Action item =
Search the data below for the string "Smiles" and copy all lines where it shows up.

(Interface dataset entries)
• • •
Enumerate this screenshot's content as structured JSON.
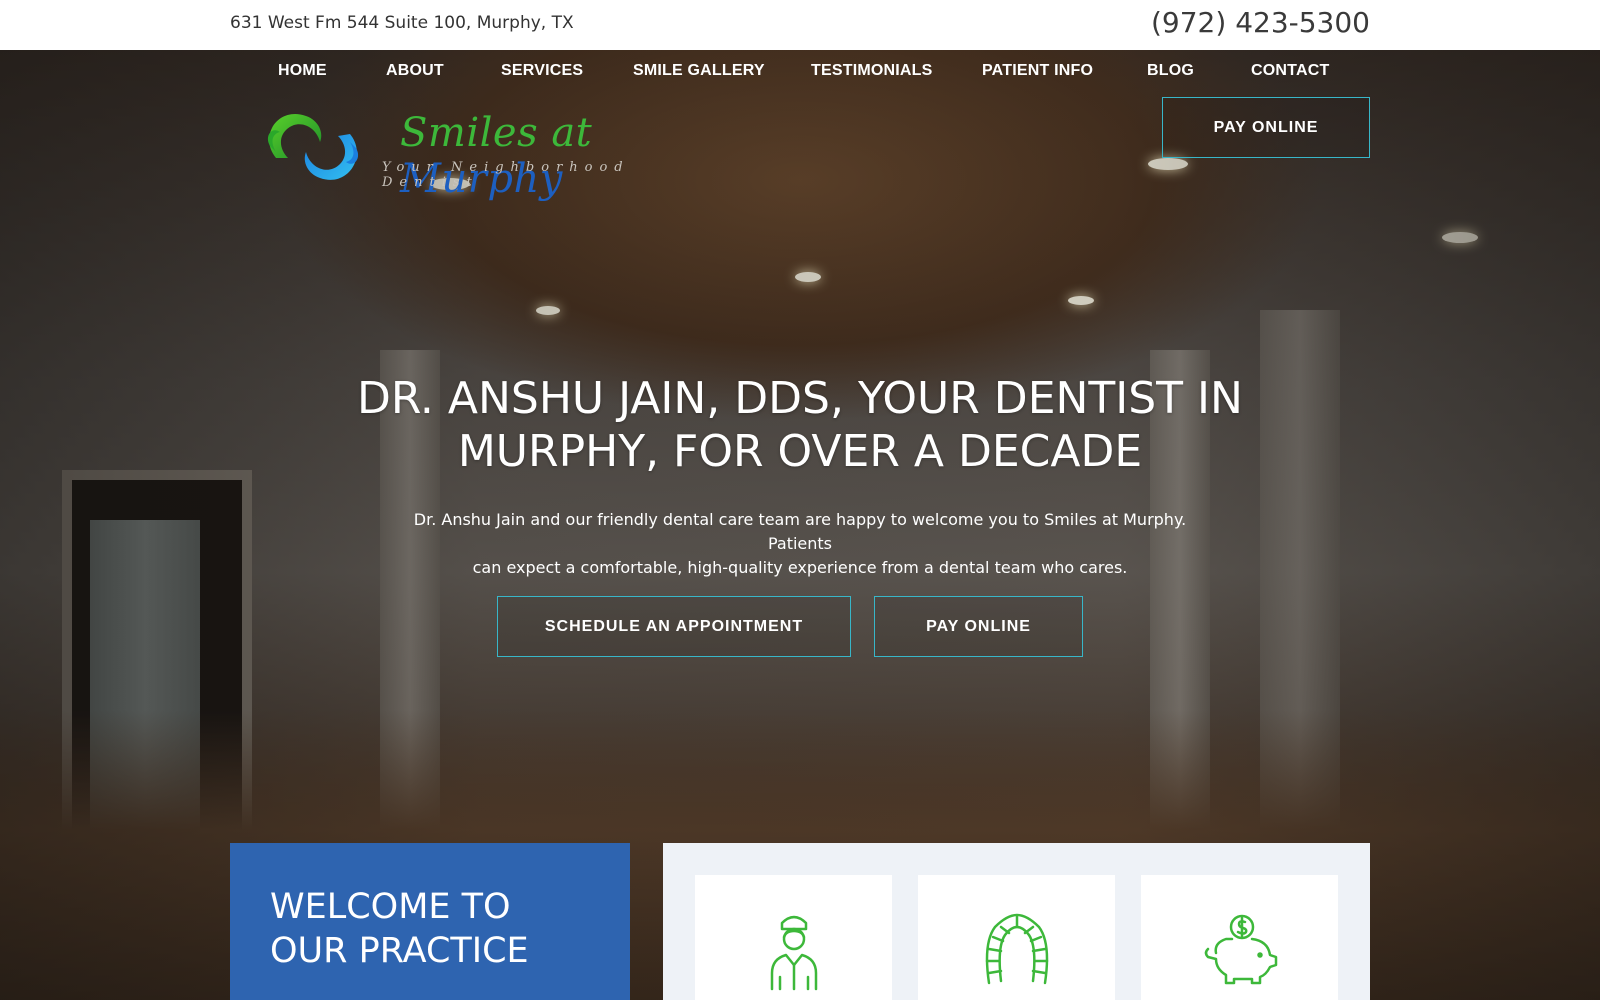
{
  "topbar": {
    "address": "631 West Fm 544 Suite 100, Murphy, TX",
    "phone": "(972) 423-5300"
  },
  "nav": {
    "items": [
      {
        "label": "HOME"
      },
      {
        "label": "ABOUT"
      },
      {
        "label": "SERVICES"
      },
      {
        "label": "SMILE GALLERY"
      },
      {
        "label": "TESTIMONIALS"
      },
      {
        "label": "PATIENT INFO"
      },
      {
        "label": "BLOG"
      },
      {
        "label": "CONTACT"
      }
    ]
  },
  "logo": {
    "brand_part1": "Smiles at ",
    "brand_part2": "Murphy",
    "tagline": "Your Neighborhood Dentist"
  },
  "header": {
    "pay_online_label": "PAY ONLINE"
  },
  "hero": {
    "headline_line1": "DR. ANSHU JAIN, DDS, YOUR DENTIST IN",
    "headline_line2": "MURPHY, FOR OVER A DECADE",
    "subtext_line1": "Dr. Anshu Jain and our friendly dental care team are happy to welcome you to Smiles at Murphy. Patients",
    "subtext_line2": "can expect a comfortable, high-quality experience from a dental team who cares.",
    "schedule_label": "SCHEDULE AN APPOINTMENT",
    "pay_label": "PAY ONLINE"
  },
  "welcome": {
    "line1": "WELCOME TO",
    "line2": "OUR PRACTICE"
  },
  "features": {
    "icons": [
      "dentist-person-icon",
      "dental-aligner-icon",
      "piggy-bank-icon"
    ]
  },
  "colors": {
    "accent_blue": "#2e64b0",
    "outline_teal": "#38b6c8",
    "icon_green": "#3db83a"
  }
}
• • •
Your solution =
    "brand_part1": "Smiles at ",
    "subtext_line1": "Dr. Anshu Jain and our friendly dental care team are happy to welcome you to Smiles at Murphy. Patients",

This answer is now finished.